I know there is/was a winery near New Harmony Indiana,  on the Illinois border.  I don't know where they got their grapes though.


----------



## Guest (Nov 22, 2008)

Leslie said:


> Do they do it like in Indiana? Get the grapes from somewhere else (ie, California) and make the wine in Illinois? Or have they started growing grapes in Illinois? (Somehow I doubt that but I am not going to make any assumptions!)
> 
> L


Probably concord grapes. They can be grown almost anywhere that gets enough rain.


----------



## Leslie (Apr 7, 2008)

Dori said:


> I know there is/was a winery near New Harmony Indiana, on the Illinois border. I don't know where they got their grapes though.


I toured a winery in Bloomington, IN. It was started by a prof from IU who had actually written legislation (he was on the law school faculty) that let him open his winery and be open on Sunday. He got his grapes from out of state and made the wine in IN. It wasn't bad. I bought a few bottles to bring home and enjoy.

L


----------



## Guest (Nov 22, 2008)

Leslie said:


> I bought a few bottles to bring home and enjoy.
> 
> L


Sexual. Deeply so.


----------



## Leslie (Apr 7, 2008)

Bacardi Jim said:


> Sexual. Deeply so.


Wrong thread, Jim.


----------



## Sandpiper (Oct 28, 2008)

I think owners of the wine shop said there are a few vintners in Illinois (mostly / all in southern), but more wineries.

Leslie, you've changed your avatar?!


----------



## Guest (Nov 23, 2008)

Leslie said:


> Wrong thread, Jim.


If you say so. _I_ certainly can't say with any certainty what you do with your wine bottles.


----------



## Leslie (Apr 7, 2008)

Sandpiper said:


> Leslie, you've changed your avatar?!


Just for you. It's still Hugh, though...

L


----------



## Leslie (Apr 7, 2008)

Bacardi Jim said:


> If you say so. _I_ certainly can't say with any certainty what you do with your wine bottles.


Drink the contents, then recycle....usually...

L


----------



## Khabita (Oct 28, 2008)

### The tasks
1/ Answer these questions about the wine forum thread:
(a) In which town did Leslie tour a winery?
(b) What kind of grapes does the reply to Leslie's question about growing grapes in Illinois suggest?
(c) According to Sandpiper, in which part of Illinois are the vintners mostly located?
2/ Continue the wine forum thread from the point where it stops.

Saved entries:

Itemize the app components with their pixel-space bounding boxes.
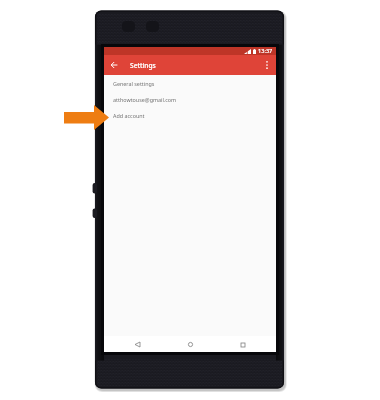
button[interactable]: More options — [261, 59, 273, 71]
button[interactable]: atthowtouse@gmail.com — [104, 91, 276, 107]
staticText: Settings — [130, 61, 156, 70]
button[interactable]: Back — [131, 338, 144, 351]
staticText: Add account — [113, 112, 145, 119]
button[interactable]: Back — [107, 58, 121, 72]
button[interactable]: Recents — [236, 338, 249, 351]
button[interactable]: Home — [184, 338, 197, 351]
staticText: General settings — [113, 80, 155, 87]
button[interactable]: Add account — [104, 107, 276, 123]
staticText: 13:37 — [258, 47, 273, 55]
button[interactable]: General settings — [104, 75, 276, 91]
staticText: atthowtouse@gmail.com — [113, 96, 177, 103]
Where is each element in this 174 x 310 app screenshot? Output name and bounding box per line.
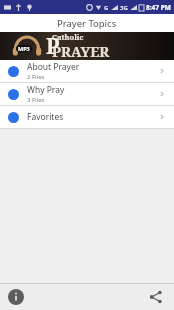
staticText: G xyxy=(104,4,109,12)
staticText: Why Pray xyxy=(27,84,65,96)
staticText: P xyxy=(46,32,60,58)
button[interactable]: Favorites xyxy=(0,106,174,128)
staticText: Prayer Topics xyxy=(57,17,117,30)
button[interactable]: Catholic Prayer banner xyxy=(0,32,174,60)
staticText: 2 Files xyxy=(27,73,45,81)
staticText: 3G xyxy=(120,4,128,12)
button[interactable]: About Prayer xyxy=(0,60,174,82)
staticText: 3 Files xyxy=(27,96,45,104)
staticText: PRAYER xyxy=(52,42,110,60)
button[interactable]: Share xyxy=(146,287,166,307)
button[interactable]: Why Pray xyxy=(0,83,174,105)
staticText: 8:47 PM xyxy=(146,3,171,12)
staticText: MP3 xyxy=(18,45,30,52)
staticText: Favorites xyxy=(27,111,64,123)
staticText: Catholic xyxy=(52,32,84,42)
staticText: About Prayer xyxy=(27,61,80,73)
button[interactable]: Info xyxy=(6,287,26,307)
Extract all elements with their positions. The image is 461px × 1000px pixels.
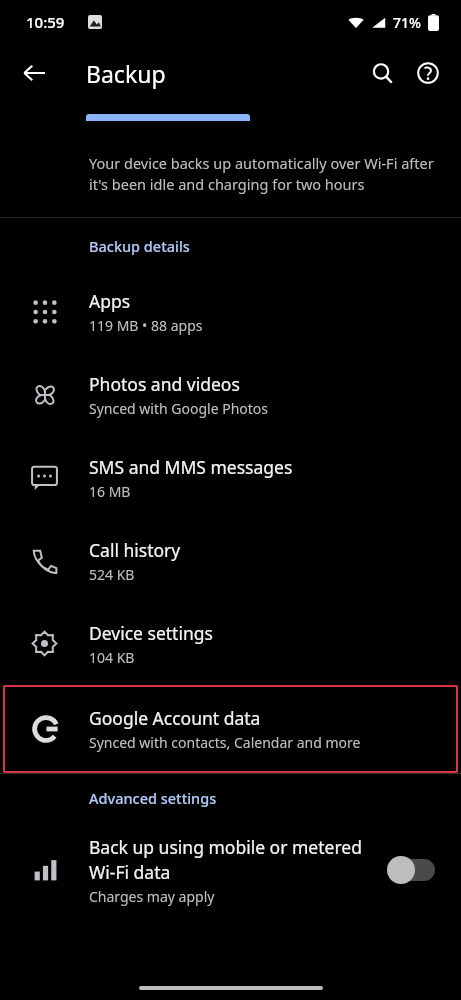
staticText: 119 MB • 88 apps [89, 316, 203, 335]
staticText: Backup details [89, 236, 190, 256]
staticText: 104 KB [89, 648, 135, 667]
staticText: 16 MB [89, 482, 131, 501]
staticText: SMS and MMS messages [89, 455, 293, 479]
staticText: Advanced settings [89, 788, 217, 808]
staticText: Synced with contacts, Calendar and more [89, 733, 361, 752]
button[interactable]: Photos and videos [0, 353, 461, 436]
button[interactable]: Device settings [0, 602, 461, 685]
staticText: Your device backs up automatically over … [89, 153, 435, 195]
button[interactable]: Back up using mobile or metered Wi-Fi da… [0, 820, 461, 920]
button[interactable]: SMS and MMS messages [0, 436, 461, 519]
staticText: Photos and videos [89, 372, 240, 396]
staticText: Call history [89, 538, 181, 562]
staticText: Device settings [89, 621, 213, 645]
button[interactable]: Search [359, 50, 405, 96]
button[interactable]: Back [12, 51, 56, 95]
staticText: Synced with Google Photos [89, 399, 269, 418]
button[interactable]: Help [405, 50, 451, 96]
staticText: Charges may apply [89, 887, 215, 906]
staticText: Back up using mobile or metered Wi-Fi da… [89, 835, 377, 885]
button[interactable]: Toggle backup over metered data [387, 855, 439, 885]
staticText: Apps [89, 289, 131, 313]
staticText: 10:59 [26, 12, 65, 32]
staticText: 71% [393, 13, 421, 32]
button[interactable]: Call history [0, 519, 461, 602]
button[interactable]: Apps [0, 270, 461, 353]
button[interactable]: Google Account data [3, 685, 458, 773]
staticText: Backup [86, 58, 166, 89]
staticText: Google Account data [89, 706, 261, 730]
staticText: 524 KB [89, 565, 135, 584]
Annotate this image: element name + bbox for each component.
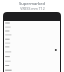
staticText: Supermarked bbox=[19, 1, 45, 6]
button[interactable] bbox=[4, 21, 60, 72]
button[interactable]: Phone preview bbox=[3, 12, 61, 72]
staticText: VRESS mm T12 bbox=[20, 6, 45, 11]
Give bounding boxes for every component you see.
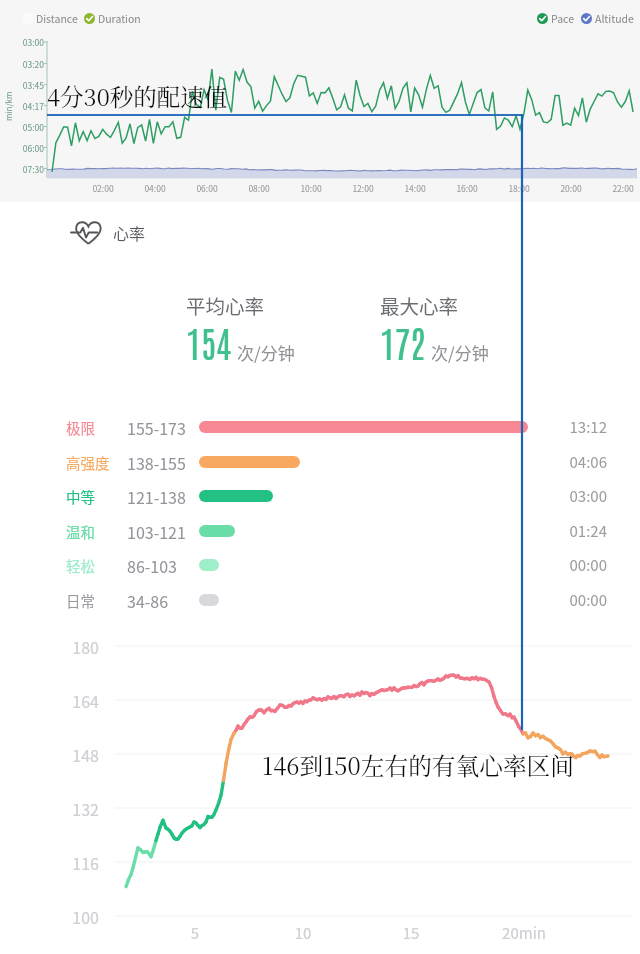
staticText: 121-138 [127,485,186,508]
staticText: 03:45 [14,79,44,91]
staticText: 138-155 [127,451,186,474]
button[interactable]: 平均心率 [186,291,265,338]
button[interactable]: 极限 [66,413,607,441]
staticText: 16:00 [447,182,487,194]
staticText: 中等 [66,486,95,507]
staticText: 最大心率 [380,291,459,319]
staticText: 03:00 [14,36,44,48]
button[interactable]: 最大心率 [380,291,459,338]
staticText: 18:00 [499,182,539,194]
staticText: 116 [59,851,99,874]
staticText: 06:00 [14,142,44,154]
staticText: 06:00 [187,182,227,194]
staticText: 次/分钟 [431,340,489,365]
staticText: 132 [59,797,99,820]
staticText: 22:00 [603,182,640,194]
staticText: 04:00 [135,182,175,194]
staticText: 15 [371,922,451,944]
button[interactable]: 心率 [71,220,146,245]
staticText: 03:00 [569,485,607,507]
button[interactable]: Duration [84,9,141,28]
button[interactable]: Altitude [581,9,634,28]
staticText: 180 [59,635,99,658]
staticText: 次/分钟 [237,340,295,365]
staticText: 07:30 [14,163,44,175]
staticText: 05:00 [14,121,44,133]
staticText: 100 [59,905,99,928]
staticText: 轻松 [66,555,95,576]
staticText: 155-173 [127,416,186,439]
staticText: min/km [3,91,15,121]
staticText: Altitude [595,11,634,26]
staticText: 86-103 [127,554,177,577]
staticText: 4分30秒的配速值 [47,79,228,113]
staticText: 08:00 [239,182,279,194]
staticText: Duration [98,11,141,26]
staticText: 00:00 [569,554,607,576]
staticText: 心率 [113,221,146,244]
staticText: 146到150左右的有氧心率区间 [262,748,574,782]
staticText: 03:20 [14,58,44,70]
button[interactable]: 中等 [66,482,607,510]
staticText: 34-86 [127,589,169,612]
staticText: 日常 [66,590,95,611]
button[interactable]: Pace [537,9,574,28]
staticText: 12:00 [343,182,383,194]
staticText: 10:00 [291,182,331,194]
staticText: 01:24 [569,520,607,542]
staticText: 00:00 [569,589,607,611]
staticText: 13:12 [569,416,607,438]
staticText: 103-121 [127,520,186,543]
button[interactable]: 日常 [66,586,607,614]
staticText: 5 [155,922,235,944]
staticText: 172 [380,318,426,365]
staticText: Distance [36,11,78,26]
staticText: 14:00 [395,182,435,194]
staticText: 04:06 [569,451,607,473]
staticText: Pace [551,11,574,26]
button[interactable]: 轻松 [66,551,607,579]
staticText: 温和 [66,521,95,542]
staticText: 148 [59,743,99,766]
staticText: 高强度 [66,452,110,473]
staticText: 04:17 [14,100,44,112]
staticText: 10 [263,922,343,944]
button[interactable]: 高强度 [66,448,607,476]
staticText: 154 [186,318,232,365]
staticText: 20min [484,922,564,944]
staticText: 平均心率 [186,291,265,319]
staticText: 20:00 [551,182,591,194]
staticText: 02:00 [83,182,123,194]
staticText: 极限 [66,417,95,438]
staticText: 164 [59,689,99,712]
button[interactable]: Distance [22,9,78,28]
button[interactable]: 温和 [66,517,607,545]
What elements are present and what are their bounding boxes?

### Answers to the exercise
1/
(a) Bloomington, Indiana
(b) Concord grapes
(c) Southern Illinois

2/
I only whine when I don't have my Kindle.


----------



## Angela (Nov 2, 2008)

Khabita said:


> I only whine when I don't have my Kindle.


me, too!!


----------



## Bruinboy (Nov 1, 2008)

I'm anticipating drinking any wine that is wet with my Kindle ... when it comes ... after I order it ... sometime next month ... then wait until it is delivered ... probably sometime in January.  Oh, the heck with it ... I need a glass of wine just thinking about it.  Maybe two.  

Cheers!


----------



## pidgeon92 (Oct 27, 2008)

There are, indeed, some wine grapes grown in Illinois. Sadly, I haven't tasted any good ones yet. Most of the wineries here do import their grapes.

I love wine. We went back to Sonoma and Napa for the second time in October, I joined four more wine clubs, we are now up to six! Lots of good wine in the house now.


----------



## Spiritdancer (Oct 27, 2008)

A nice Merlot or Cabernet and a good book on my Kindle is a most wonderful way to spend an evening!  I'll have to try to Double Decker Red!


----------



## Guest (Nov 23, 2008)

pidgeon92 said:


> There are, indeed, some wine grapes grown in Illinois. Sadly, I haven't tasted any good ones yet. Most of the wineries here do import their grapes.
> 
> I love wine. We went back to Sonoma and Napa for the second time in October, I joined four more wine clubs, we are now up to six! Lots of good wine in the house now.


Sebastiani vineyards in Sonoma, which used to make jug wine, has grown to become one of my favorite brands in America. And when it comes to Napa cab, BV rules the roost.


----------



## robin.goodfellow (Nov 17, 2008)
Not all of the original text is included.